Filter the entries that follow, copying every line in which the word "hanc" appears.

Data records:
## begin
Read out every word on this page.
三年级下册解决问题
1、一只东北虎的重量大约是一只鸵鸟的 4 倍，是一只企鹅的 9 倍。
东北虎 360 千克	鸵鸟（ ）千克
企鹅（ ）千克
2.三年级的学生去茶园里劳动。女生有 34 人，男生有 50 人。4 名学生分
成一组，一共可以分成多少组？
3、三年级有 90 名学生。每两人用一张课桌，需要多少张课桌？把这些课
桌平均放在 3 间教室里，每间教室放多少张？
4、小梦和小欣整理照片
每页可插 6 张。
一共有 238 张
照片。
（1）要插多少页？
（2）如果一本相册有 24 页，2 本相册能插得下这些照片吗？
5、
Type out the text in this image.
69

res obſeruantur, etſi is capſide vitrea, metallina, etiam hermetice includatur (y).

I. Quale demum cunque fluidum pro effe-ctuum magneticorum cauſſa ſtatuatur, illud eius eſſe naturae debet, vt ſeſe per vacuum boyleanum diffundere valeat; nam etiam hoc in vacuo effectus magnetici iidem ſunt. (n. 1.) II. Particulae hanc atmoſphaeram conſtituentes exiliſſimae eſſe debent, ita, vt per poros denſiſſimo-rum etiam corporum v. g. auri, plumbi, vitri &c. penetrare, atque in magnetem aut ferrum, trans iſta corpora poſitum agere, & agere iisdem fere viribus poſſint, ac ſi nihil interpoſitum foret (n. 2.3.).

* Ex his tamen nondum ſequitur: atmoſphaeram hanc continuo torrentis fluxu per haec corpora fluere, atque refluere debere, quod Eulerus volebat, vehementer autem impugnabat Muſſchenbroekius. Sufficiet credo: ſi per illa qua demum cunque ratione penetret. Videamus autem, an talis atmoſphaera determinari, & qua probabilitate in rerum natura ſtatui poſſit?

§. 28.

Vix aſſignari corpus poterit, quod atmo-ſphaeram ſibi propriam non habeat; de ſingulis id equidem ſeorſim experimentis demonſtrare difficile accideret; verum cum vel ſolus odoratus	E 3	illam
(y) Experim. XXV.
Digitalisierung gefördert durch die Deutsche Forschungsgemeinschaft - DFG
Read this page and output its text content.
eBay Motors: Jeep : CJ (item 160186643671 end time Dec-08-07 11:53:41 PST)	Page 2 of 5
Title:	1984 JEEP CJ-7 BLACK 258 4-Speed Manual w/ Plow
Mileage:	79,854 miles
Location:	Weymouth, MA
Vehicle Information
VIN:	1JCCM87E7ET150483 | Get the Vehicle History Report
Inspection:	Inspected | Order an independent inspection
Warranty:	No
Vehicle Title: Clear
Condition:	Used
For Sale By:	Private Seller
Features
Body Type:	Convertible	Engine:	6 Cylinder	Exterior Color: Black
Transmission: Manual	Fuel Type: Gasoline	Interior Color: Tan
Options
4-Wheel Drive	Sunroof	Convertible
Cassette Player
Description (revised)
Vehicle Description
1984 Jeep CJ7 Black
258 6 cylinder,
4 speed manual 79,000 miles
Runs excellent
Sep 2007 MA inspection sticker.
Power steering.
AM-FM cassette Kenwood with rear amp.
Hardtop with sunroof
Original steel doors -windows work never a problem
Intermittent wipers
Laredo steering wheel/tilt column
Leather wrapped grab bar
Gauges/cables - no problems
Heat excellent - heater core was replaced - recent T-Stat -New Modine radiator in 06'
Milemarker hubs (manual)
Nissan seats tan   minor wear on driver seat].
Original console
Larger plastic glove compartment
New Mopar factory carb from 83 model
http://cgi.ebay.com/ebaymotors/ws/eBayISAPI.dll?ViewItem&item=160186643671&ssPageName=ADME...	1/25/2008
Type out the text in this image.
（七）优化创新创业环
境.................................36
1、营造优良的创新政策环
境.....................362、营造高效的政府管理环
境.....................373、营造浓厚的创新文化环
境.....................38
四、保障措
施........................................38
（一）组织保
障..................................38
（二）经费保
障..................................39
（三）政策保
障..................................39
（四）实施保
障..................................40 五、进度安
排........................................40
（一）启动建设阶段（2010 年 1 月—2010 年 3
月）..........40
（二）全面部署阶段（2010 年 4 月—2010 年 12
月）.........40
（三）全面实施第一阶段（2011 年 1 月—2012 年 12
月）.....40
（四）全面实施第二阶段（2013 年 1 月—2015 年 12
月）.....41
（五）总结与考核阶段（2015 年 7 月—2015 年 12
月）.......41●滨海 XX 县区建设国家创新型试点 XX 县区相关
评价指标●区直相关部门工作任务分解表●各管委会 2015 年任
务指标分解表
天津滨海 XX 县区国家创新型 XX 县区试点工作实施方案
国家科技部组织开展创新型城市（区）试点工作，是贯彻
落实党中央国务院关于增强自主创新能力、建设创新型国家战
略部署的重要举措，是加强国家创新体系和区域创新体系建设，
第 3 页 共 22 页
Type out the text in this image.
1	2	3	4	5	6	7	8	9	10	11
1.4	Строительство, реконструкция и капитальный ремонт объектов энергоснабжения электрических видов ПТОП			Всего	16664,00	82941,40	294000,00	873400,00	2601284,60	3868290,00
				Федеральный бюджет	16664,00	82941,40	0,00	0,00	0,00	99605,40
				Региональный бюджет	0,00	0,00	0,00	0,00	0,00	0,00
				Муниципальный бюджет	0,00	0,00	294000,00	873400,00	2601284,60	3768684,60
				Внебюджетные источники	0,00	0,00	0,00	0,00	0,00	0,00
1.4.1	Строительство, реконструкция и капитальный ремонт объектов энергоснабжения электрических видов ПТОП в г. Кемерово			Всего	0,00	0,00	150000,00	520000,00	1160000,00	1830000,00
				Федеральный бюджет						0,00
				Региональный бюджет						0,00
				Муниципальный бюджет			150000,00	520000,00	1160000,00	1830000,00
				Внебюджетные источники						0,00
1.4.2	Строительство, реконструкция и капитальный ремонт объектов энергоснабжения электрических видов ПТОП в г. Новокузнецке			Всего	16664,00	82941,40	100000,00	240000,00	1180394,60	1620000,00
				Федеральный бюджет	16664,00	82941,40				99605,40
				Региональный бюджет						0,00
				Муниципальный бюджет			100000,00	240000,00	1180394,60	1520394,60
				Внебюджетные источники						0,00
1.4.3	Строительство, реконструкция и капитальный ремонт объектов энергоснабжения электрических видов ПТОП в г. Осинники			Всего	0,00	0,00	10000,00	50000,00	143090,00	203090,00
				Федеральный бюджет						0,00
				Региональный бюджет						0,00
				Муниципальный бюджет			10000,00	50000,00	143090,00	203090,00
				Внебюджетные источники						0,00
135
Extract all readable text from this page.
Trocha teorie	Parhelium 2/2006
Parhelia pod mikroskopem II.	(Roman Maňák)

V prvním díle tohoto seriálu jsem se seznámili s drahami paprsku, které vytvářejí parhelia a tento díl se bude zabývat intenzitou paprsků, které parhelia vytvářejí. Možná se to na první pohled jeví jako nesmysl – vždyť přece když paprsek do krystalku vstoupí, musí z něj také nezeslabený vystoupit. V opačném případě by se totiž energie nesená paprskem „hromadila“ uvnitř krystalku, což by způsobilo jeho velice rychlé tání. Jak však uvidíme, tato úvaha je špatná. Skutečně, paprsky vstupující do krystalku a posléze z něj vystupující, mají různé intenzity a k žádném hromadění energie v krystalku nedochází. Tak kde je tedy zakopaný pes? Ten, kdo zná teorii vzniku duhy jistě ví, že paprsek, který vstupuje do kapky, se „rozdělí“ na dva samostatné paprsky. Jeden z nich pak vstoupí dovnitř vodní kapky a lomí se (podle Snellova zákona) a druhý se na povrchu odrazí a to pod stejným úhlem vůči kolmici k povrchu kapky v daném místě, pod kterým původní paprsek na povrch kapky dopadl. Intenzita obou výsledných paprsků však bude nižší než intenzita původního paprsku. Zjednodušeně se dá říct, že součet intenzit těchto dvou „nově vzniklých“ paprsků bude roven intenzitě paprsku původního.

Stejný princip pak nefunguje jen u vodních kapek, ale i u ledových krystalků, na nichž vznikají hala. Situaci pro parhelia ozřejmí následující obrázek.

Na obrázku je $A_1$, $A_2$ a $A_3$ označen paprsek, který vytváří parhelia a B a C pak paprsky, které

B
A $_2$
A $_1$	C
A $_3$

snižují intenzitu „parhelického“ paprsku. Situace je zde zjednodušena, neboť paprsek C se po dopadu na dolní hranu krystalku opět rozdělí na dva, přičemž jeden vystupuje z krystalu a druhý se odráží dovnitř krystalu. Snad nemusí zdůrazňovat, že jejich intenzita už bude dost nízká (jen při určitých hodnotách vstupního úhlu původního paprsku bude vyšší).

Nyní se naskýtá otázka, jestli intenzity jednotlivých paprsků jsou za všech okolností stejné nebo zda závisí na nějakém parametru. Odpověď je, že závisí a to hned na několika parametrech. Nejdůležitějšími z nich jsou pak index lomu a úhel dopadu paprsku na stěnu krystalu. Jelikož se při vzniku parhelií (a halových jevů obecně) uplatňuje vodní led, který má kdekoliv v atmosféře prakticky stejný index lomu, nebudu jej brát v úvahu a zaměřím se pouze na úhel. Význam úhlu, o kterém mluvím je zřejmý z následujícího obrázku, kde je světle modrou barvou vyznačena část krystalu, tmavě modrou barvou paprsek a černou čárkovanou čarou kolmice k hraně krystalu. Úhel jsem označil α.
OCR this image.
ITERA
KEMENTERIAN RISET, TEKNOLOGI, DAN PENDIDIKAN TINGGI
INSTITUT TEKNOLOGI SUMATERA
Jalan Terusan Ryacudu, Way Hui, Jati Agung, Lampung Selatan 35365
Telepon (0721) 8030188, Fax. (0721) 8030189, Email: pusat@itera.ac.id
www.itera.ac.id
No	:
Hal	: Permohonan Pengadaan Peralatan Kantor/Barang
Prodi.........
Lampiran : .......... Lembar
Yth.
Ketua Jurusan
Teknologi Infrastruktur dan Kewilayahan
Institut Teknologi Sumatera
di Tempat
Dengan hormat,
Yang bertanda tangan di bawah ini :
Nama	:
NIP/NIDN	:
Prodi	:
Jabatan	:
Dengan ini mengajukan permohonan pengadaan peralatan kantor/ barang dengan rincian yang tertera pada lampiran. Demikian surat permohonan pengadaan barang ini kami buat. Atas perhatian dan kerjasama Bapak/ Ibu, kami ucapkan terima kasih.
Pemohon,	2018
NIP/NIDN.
## end
--- Written answer ---
I. Quale demum cunque fluidum pro effe-ctuum magneticorum cauſſa ſtatuatur, illud eius eſſe naturae debet, vt ſeſe per vacuum boyleanum diffundere valeat; nam etiam hoc in vacuo effectus magnetici iidem ſunt. (n. 1.) II. Particulae hanc atmoſphaeram conſtituentes exiliſſimae eſſe debent, ita, vt per poros denſiſſimo-rum etiam corporum v. g. auri, plumbi, vitri &c. penetrare, atque in magnetem aut ferrum, trans iſta corpora poſitum agere, & agere iisdem fere viribus poſſint, ac ſi nihil interpoſitum foret (n. 2.3.).
* Ex his tamen nondum ſequitur: atmoſphaeram hanc continuo torrentis fluxu per haec corpora fluere, atque refluere debere, quod Eulerus volebat, vehementer autem impugnabat Muſſchenbroekius. Sufficiet credo: ſi per illa qua demum cunque ratione penetret. Videamus autem, an talis atmoſphaera determinari, & qua probabilitate in rerum natura ſtatui poſſit?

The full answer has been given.